-- start DATA TO PROCESS --

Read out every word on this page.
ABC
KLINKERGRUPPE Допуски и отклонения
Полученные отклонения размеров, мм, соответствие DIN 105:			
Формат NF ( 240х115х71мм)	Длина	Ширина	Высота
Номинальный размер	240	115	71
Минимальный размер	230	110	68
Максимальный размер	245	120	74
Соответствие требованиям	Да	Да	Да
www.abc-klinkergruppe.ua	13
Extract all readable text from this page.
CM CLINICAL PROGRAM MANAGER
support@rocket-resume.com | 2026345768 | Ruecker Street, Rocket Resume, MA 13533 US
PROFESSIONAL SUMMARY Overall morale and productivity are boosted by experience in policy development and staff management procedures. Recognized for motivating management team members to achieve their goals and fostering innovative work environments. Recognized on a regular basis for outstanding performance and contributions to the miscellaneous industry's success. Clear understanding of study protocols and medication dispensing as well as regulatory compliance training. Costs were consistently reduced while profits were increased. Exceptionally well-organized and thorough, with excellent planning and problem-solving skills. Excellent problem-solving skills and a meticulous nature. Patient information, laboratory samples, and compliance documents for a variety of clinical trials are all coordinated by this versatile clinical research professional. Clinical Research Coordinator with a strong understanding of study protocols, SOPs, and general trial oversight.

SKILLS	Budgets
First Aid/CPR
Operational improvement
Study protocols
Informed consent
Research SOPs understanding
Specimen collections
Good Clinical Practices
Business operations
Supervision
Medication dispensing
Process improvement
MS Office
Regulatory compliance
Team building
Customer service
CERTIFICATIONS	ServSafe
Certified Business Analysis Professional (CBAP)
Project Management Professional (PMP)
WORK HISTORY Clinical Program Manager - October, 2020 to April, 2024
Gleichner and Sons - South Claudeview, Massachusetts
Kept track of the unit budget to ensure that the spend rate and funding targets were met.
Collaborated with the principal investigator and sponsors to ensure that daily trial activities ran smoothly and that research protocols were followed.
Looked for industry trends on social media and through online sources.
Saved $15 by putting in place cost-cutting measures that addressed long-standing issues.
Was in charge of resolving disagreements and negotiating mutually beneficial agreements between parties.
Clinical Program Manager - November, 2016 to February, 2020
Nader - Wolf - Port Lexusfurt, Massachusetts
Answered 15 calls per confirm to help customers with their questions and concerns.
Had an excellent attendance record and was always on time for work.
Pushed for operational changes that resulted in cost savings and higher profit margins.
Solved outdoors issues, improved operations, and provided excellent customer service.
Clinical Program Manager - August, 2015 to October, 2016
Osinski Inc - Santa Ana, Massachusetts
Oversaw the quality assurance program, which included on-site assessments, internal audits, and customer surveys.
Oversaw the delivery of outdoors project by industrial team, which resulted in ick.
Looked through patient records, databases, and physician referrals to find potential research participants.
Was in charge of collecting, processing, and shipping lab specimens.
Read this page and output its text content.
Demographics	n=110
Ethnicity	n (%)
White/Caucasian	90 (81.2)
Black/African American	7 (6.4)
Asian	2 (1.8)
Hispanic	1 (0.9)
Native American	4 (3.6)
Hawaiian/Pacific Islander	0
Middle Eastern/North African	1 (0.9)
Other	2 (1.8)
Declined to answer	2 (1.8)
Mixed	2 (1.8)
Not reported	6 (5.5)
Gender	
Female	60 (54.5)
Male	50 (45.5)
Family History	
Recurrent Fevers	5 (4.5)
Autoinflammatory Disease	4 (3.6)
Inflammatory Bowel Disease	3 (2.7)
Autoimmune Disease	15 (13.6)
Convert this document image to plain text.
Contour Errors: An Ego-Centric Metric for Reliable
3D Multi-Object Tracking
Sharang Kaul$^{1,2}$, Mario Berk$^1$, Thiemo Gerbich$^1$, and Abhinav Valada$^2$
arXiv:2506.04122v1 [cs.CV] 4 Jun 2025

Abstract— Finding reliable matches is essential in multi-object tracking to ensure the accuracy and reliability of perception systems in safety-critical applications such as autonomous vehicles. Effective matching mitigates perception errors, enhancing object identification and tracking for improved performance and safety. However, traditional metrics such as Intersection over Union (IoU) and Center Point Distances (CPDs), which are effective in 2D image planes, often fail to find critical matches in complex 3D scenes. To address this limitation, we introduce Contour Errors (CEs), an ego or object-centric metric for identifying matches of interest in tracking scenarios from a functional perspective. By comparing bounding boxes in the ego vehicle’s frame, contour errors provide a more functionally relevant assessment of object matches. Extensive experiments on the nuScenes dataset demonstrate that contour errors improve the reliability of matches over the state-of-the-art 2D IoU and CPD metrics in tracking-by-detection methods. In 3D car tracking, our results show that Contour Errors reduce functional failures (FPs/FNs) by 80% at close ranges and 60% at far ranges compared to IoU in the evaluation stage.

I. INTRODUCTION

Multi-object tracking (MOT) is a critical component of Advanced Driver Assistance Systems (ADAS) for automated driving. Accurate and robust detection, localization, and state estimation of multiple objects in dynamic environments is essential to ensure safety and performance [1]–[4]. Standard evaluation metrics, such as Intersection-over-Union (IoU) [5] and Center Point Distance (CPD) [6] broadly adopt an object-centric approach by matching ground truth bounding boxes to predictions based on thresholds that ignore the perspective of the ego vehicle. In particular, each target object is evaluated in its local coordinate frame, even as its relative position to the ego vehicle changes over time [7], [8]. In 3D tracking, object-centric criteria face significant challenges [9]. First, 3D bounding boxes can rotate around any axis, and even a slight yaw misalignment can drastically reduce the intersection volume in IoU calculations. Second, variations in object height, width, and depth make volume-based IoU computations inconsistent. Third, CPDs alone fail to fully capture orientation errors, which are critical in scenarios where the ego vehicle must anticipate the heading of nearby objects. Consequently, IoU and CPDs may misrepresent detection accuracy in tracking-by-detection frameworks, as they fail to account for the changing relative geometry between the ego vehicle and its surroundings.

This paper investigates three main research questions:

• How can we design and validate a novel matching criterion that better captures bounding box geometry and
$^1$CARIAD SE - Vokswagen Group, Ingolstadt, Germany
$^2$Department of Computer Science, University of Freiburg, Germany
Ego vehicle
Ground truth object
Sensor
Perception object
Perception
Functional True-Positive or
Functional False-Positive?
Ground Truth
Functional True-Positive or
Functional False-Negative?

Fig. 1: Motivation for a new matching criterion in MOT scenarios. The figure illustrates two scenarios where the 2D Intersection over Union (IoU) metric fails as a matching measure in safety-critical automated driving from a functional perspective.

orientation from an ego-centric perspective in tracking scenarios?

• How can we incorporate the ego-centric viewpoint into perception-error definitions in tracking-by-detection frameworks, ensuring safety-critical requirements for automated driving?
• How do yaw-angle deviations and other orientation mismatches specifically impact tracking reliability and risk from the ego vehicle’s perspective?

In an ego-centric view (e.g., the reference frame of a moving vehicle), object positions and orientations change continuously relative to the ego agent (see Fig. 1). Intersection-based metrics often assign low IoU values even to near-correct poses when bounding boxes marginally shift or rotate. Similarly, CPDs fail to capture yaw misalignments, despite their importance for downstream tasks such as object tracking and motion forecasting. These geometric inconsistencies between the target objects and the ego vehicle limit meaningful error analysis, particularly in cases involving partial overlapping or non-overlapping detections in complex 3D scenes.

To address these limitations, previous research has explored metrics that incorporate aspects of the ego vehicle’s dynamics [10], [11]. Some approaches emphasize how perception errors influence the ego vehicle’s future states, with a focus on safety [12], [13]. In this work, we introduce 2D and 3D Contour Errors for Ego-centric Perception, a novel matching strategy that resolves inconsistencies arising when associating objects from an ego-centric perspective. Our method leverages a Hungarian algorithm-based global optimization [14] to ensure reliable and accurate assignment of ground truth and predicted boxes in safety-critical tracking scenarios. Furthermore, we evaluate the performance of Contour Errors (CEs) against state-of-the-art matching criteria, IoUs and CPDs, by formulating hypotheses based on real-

-- end DATA TO PROCESS --

[GIVEN PROBLEM]
Return every line above in which the string "questions" occurs.

[WRITTEN SOLUTION]
Answered 15 calls per confirm to help customers with their questions and concerns.
This paper investigates three main research questions:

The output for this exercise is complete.